Assigned task 1: From the transcript about filming in Libya, extract the stretch from "Holmes:  When it" through "so we thought.".
Assigned task 2: Translate this sentence from the transcript about filming in Libya into Spanish: "We tend to find ourselves put on buses, without consultation, without warning, and taken to the most amazingly boring places."

Selected passage:
=-=-=-=-=
If we can't, we ask the help of other congresses.  But whatever it takes, we usually manage to adhere to his suggestions.

 

 

 

 

Holmes getting on bus, bus travelling, Holmes speaking to camera

Holmes:  When it comes to making sure the foreign press adhere to their suggestions, the Libyan are past masters.

13.36

tracking shots

 

 

of landscape

This was the big day, the twentieth anniversary of the foundation of the Great Jamahiriya - and we were off to see the celebrations - or so we thought.

 

 

 

 

Holmes PTC

Holmes:  One of the problems about filming in Libya, we've discovered, is that the Libyan's idea of what might interest you and our idea of what might interest you are two totally different things. 

 

 

 

 

 

We tend to find ourselves put on buses, without consultation, without warning, and taken to the most amazingly boring places.

 

 

 

 

Camera on bus

Holmes:  We were in the right town, Misarata, where we'd been assured there would be a day of festivities.  But the Libyans believed we'd find a tour of a steel mill a lot more fascinating.
=-=-=-=-=
Supplied entries:
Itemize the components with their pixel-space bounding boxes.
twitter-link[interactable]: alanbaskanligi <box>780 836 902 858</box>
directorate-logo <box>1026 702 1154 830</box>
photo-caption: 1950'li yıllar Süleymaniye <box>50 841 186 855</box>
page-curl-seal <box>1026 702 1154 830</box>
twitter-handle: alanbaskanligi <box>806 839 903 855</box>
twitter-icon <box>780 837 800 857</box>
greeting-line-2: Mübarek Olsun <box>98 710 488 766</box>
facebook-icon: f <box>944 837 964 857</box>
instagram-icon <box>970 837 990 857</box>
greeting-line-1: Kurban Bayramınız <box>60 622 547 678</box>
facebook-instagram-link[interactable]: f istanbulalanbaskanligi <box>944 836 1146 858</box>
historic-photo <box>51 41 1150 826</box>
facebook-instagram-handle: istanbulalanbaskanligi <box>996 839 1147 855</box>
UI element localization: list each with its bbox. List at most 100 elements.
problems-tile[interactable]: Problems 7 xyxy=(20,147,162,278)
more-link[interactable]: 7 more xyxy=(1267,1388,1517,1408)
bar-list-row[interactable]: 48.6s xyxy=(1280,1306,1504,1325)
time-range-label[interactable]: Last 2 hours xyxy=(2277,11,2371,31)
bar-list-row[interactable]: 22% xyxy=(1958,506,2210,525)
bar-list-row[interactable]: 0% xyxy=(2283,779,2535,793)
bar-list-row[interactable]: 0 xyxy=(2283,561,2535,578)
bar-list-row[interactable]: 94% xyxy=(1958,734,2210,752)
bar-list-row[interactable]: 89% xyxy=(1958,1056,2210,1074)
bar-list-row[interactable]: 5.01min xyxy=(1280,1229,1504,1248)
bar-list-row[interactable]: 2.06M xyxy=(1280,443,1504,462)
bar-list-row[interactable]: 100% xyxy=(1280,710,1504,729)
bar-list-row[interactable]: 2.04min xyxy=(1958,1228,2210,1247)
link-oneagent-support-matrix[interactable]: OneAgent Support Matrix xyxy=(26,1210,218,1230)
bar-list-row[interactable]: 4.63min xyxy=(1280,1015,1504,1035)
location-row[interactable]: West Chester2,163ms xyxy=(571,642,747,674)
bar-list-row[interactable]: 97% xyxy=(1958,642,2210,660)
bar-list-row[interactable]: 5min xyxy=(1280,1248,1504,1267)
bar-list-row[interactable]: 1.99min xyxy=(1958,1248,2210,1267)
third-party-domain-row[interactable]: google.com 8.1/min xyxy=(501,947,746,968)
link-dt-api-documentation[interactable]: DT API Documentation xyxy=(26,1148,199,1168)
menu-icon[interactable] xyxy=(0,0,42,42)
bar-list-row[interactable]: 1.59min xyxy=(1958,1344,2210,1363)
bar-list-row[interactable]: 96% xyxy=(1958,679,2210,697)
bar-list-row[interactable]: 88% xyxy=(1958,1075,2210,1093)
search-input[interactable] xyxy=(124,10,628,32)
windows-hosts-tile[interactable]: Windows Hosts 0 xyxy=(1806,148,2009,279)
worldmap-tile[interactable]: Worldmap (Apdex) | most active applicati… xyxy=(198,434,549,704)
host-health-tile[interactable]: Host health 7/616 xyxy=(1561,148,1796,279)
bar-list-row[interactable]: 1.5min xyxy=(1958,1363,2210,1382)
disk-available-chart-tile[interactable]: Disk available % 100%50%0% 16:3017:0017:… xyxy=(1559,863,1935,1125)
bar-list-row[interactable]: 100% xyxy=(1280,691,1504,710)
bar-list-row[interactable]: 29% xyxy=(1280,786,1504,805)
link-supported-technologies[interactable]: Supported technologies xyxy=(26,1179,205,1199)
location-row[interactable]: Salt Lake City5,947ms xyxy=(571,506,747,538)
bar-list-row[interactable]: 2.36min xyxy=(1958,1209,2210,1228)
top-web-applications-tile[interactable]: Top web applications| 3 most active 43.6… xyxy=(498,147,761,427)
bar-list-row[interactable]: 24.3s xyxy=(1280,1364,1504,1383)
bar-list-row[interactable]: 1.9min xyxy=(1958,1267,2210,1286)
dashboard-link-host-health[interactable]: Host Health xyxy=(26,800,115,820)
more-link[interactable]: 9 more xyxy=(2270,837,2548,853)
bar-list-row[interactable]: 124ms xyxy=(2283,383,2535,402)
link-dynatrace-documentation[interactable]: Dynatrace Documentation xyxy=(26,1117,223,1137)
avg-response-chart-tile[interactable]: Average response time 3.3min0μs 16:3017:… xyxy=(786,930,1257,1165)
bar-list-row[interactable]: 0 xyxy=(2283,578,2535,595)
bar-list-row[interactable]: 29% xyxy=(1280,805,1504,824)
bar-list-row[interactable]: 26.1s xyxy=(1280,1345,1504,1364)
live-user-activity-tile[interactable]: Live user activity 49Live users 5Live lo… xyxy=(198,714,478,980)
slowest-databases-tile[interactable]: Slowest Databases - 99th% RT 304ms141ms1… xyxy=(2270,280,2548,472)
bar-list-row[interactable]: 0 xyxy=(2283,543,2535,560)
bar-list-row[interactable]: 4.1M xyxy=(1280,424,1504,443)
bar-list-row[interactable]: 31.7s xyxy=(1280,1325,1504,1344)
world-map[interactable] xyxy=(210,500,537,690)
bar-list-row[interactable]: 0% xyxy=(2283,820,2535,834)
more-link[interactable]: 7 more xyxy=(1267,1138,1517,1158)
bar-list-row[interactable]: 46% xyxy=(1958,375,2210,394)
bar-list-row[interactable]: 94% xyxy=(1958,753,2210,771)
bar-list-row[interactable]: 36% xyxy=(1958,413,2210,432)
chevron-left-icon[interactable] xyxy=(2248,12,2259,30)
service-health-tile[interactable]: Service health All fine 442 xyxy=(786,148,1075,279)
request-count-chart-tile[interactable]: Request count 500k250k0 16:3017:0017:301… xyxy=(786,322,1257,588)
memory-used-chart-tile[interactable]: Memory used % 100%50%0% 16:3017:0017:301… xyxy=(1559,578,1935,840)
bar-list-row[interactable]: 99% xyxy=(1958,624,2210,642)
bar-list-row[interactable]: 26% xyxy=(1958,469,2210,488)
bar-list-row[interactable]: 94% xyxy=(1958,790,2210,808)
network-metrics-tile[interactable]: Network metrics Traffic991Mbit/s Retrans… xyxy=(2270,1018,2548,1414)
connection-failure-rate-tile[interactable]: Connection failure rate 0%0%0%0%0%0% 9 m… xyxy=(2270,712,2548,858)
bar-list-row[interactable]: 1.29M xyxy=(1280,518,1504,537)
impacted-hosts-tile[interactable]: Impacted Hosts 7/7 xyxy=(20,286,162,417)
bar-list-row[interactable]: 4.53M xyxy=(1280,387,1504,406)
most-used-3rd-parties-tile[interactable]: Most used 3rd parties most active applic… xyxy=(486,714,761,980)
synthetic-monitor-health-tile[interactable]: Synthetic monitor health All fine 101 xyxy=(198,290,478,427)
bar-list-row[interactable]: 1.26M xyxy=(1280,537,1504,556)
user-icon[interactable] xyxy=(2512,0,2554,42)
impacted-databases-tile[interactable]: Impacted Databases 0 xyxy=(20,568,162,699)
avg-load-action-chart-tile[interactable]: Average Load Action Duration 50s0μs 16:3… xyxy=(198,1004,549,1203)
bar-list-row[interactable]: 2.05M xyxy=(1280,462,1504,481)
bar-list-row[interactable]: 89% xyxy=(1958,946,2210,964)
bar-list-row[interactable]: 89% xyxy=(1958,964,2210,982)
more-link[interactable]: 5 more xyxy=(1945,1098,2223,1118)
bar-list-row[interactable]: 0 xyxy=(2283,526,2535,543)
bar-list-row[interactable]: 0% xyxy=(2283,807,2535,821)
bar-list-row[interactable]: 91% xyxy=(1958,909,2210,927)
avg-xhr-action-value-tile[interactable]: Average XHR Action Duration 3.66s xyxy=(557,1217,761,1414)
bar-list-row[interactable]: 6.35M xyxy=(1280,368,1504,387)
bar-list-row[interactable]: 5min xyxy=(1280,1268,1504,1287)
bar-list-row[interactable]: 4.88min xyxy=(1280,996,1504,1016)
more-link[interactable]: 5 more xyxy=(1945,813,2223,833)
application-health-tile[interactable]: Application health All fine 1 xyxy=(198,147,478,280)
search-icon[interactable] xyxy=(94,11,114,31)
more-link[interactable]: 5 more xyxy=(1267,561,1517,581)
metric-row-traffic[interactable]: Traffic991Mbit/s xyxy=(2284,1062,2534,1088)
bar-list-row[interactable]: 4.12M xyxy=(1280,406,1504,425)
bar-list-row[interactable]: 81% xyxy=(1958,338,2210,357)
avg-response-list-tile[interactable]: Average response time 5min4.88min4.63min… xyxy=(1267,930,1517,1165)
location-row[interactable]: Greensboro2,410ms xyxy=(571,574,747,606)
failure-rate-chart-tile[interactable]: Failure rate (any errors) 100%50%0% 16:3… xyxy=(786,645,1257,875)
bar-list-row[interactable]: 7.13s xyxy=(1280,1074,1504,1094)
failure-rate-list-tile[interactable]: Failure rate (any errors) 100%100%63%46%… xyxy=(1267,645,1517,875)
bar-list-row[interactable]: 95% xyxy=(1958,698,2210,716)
=-=-=-=-=
Exercise output 1:
Holmes:  When it comes to making sure the foreign press adhere to their suggestions, the Libyan are past masters.

13.36

tracking shots

 

 

of landscape

This was the big day, the twentieth anniversary of the foundation of the Great Jamahiriya - and we were off to see the celebrations - or so we thought.

Exercise output 2: Solemos acabar metidos en autobuses, sin que nos consulten, sin previo aviso, y llevados a los lugares más asombrosamente aburridos.